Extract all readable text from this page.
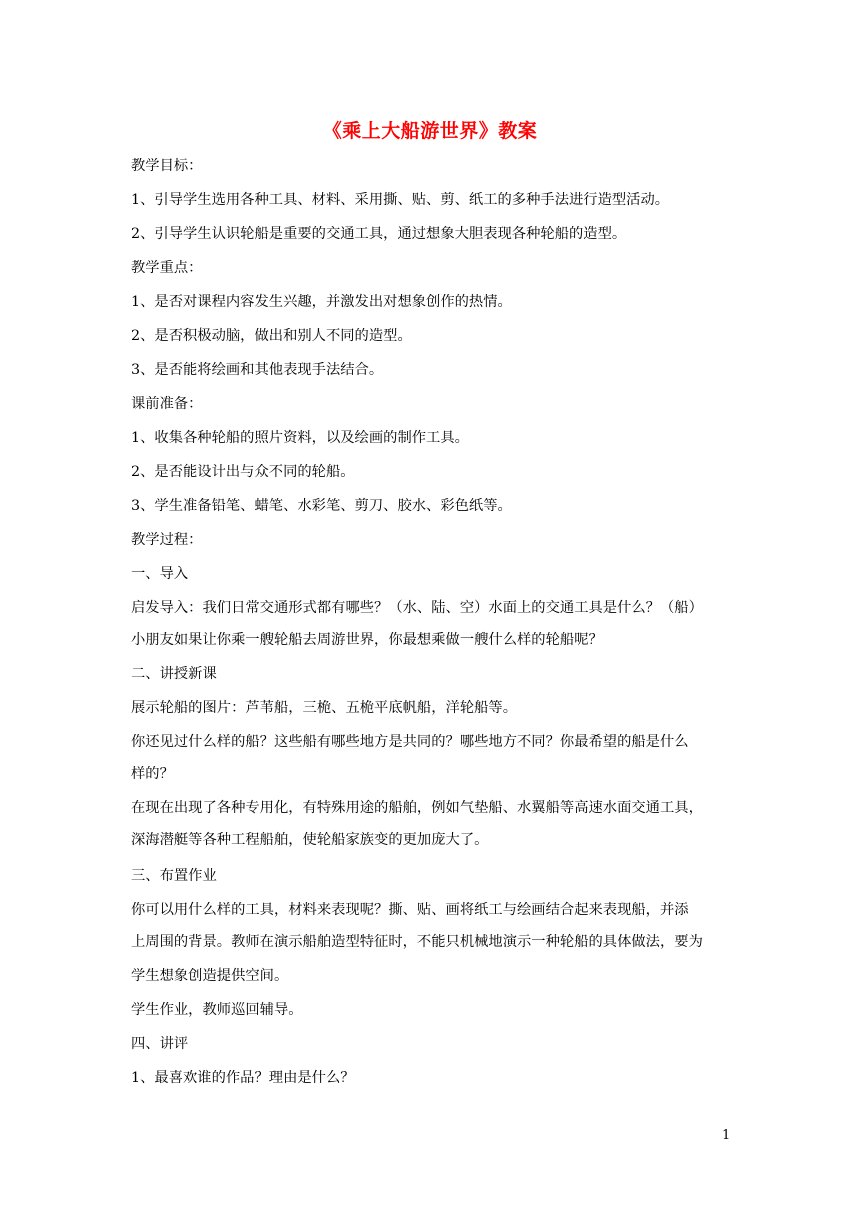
《乘上大船游世界》教案
教学目标：
1、引导学生选用各种工具、材料、采用撕、贴、剪、纸工的多种手法进行造型活动。
2、引导学生认识轮船是重要的交通工具，通过想象大胆表现各种轮船的造型。
教学重点：
1、是否对课程内容发生兴趣，并激发出对想象创作的热情。
2、是否积极动脑，做出和别人不同的造型。
3、是否能将绘画和其他表现手法结合。
课前准备：
1、收集各种轮船的照片资料，以及绘画的制作工具。
2、是否能设计出与众不同的轮船。
3、学生准备铅笔、蜡笔、水彩笔、剪刀、胶水、彩色纸等。
教学过程：
一、导入
启发导入：我们日常交通形式都有哪些？（水、陆、空）水面上的交通工具是什么？（船）
小朋友如果让你乘一艘轮船去周游世界，你最想乘做一艘什么样的轮船呢？
二、讲授新课
展示轮船的图片：芦苇船，三桅、五桅平底帆船，洋轮船等。
你还见过什么样的船？这些船有哪些地方是共同的？哪些地方不同？你最希望的船是什么
样的？
在现在出现了各种专用化，有特殊用途的船舶，例如气垫船、水翼船等高速水面交通工具，
深海潜艇等各种工程船舶，使轮船家族变的更加庞大了。
三、布置作业
你可以用什么样的工具，材料来表现呢？撕、贴、画将纸工与绘画结合起来表现船，并添
上周围的背景。教师在演示船舶造型特征时，不能只机械地演示一种轮船的具体做法，要为
学生想象创造提供空间。
学生作业，教师巡回辅导。
四、讲评
1、最喜欢谁的作品？理由是什么？
1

- TASK DETAILS
Copy every record above exactly, leaving out the pictures.

- SOLUTION TO THE EXERCISE
Extract all readable text from this page.
《乘上大船游世界》教案
教学目标：
1、引导学生选用各种工具、材料、采用撕、贴、剪、纸工的多种手法进行造型活动。
2、引导学生认识轮船是重要的交通工具，通过想象大胆表现各种轮船的造型。
教学重点：
1、是否对课程内容发生兴趣，并激发出对想象创作的热情。
2、是否积极动脑，做出和别人不同的造型。
3、是否能将绘画和其他表现手法结合。
课前准备：
1、收集各种轮船的照片资料，以及绘画的制作工具。
2、是否能设计出与众不同的轮船。
3、学生准备铅笔、蜡笔、水彩笔、剪刀、胶水、彩色纸等。
教学过程：
一、导入
启发导入：我们日常交通形式都有哪些？（水、陆、空）水面上的交通工具是什么？（船）
小朋友如果让你乘一艘轮船去周游世界，你最想乘做一艘什么样的轮船呢？
二、讲授新课
展示轮船的图片：芦苇船，三桅、五桅平底帆船，洋轮船等。
你还见过什么样的船？这些船有哪些地方是共同的？哪些地方不同？你最希望的船是什么
样的？
在现在出现了各种专用化，有特殊用途的船舶，例如气垫船、水翼船等高速水面交通工具，
深海潜艇等各种工程船舶，使轮船家族变的更加庞大了。
三、布置作业
你可以用什么样的工具，材料来表现呢？撕、贴、画将纸工与绘画结合起来表现船，并添
上周围的背景。教师在演示船舶造型特征时，不能只机械地演示一种轮船的具体做法，要为
学生想象创造提供空间。
学生作业，教师巡回辅导。
四、讲评
1、最喜欢谁的作品？理由是什么？
1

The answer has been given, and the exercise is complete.